• **Listed records**:
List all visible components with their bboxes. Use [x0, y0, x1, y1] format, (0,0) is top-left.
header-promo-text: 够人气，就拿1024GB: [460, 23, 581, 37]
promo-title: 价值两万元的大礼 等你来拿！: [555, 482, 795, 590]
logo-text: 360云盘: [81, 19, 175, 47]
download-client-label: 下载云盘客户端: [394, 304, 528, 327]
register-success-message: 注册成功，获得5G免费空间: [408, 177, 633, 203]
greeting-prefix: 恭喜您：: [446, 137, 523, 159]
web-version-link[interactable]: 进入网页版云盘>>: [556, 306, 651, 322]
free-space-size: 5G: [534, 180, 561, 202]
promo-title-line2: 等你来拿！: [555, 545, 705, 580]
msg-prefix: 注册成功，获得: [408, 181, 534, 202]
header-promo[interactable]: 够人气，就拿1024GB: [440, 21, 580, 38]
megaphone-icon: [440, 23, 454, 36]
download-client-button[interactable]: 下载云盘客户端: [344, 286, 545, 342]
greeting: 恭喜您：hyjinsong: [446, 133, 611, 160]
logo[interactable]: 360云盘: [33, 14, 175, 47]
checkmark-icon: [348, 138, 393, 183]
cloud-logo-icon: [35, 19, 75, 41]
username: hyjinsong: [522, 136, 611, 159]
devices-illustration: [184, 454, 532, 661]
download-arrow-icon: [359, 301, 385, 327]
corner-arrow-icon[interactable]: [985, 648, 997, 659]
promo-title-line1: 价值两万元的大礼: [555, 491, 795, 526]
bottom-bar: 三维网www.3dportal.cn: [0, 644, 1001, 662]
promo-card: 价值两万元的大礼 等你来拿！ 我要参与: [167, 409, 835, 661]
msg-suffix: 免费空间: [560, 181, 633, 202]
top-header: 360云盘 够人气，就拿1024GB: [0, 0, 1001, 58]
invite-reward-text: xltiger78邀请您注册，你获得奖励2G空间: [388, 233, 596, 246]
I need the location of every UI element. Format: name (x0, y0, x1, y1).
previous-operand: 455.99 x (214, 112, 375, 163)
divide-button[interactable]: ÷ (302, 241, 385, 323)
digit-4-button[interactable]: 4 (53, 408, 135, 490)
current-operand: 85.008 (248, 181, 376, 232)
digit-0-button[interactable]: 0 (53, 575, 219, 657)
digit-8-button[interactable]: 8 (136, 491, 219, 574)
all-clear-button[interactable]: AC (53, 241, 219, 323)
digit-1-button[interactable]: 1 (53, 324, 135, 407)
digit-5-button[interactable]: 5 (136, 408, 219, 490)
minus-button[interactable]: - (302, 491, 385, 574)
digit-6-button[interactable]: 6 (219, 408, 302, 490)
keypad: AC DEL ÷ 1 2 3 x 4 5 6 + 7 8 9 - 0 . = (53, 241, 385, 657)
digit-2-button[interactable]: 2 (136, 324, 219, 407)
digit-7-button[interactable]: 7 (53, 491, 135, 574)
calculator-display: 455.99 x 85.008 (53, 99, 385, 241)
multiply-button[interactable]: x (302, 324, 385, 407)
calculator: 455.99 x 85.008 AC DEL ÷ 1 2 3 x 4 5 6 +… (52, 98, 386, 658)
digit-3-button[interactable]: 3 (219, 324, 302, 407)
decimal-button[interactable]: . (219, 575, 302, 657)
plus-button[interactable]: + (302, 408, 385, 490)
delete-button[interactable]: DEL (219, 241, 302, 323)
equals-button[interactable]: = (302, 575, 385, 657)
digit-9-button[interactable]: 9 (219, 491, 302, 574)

• **Task description**:
Please copy the material word for word, from its first line through the line containing "top-header: 360云盘 够人气，就拿1024GB: [0, 0, 1001, 58]", and include both of those lines.

• **Problem solution**:
List all visible components with their bboxes. Use [x0, y0, x1, y1] format, (0,0) is top-left.
header-promo-text: 够人气，就拿1024GB: [460, 23, 581, 37]
promo-title: 价值两万元的大礼 等你来拿！: [555, 482, 795, 590]
logo-text: 360云盘: [81, 19, 175, 47]
download-client-label: 下载云盘客户端: [394, 304, 528, 327]
register-success-message: 注册成功，获得5G免费空间: [408, 177, 633, 203]
greeting-prefix: 恭喜您：: [446, 137, 523, 159]
web-version-link[interactable]: 进入网页版云盘>>: [556, 306, 651, 322]
free-space-size: 5G: [534, 180, 561, 202]
promo-title-line2: 等你来拿！: [555, 545, 705, 580]
msg-prefix: 注册成功，获得: [408, 181, 534, 202]
header-promo[interactable]: 够人气，就拿1024GB: [440, 21, 580, 38]
megaphone-icon: [440, 23, 454, 36]
download-client-button[interactable]: 下载云盘客户端: [344, 286, 545, 342]
greeting: 恭喜您：hyjinsong: [446, 133, 611, 160]
logo[interactable]: 360云盘: [33, 14, 175, 47]
checkmark-icon: [348, 138, 393, 183]
cloud-logo-icon: [35, 19, 75, 41]
username: hyjinsong: [522, 136, 611, 159]
devices-illustration: [184, 454, 532, 661]
download-arrow-icon: [359, 301, 385, 327]
corner-arrow-icon[interactable]: [985, 648, 997, 659]
promo-title-line1: 价值两万元的大礼: [555, 491, 795, 526]
bottom-bar: 三维网www.3dportal.cn: [0, 644, 1001, 662]
promo-card: 价值两万元的大礼 等你来拿！ 我要参与: [167, 409, 835, 661]
msg-suffix: 免费空间: [560, 181, 633, 202]
top-header: 360云盘 够人气，就拿1024GB: [0, 0, 1001, 58]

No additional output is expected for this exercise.